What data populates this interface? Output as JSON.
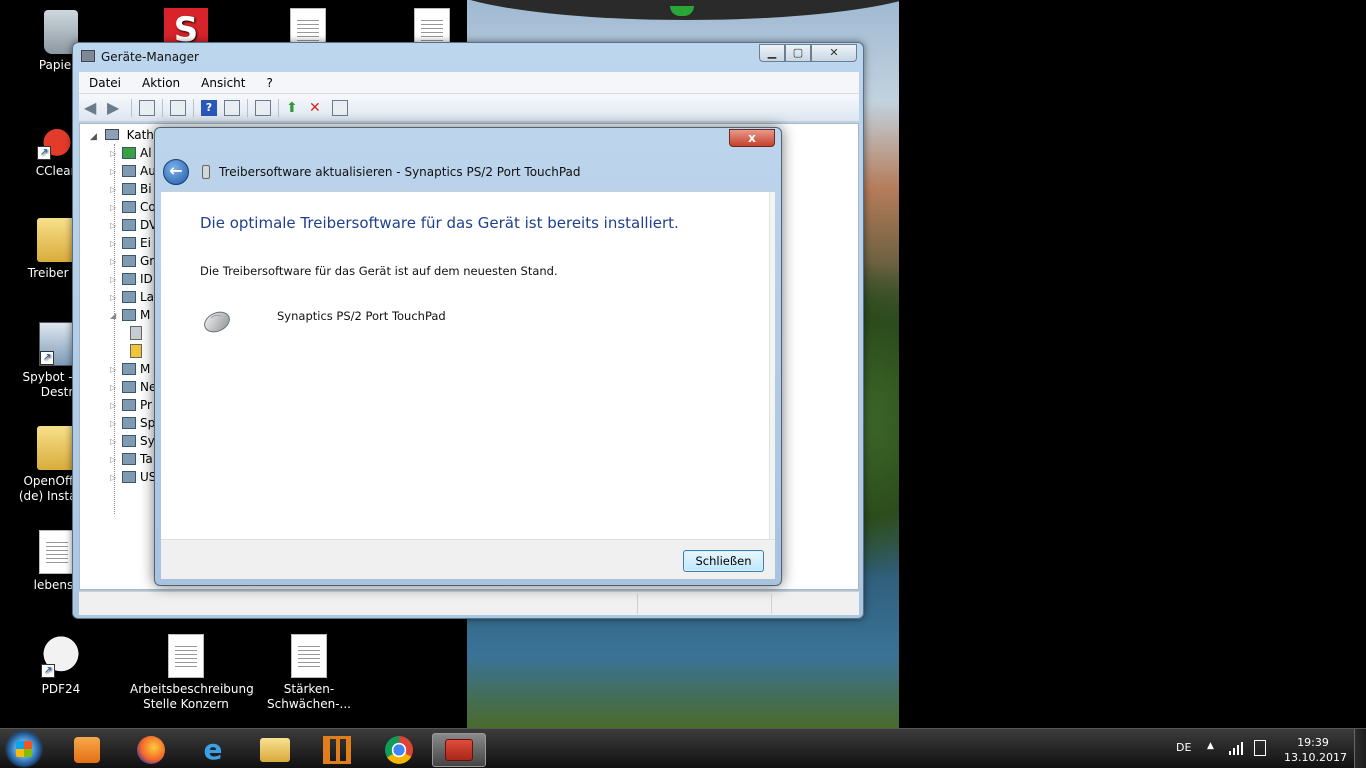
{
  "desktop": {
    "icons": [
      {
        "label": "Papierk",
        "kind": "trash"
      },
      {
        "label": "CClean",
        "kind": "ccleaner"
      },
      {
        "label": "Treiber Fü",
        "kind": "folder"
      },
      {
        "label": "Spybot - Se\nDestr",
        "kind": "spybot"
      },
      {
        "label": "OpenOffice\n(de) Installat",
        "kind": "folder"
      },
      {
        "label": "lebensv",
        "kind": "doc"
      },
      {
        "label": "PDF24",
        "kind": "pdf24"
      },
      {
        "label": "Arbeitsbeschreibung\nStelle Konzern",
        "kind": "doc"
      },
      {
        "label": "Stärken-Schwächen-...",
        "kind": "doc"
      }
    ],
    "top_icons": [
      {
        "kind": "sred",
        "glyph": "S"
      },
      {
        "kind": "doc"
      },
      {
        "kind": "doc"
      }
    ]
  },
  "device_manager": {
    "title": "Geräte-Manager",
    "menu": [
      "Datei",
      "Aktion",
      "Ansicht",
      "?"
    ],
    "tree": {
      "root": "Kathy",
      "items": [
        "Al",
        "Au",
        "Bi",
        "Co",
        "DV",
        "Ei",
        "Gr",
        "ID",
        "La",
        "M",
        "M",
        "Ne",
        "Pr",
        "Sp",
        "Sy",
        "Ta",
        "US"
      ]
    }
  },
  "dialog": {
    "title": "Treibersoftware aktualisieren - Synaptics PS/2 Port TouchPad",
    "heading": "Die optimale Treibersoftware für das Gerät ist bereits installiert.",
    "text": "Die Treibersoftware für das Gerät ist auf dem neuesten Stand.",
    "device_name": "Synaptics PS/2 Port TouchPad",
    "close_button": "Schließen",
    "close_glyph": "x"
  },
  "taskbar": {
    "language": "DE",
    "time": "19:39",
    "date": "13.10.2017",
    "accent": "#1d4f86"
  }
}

◆ Task statement
Find all lines with "title" in them and copy each one.

◆ Task response
    "title": "Geräte-Manager",
    "title": "Treibersoftware aktualisieren - Synaptics PS/2 Port TouchPad",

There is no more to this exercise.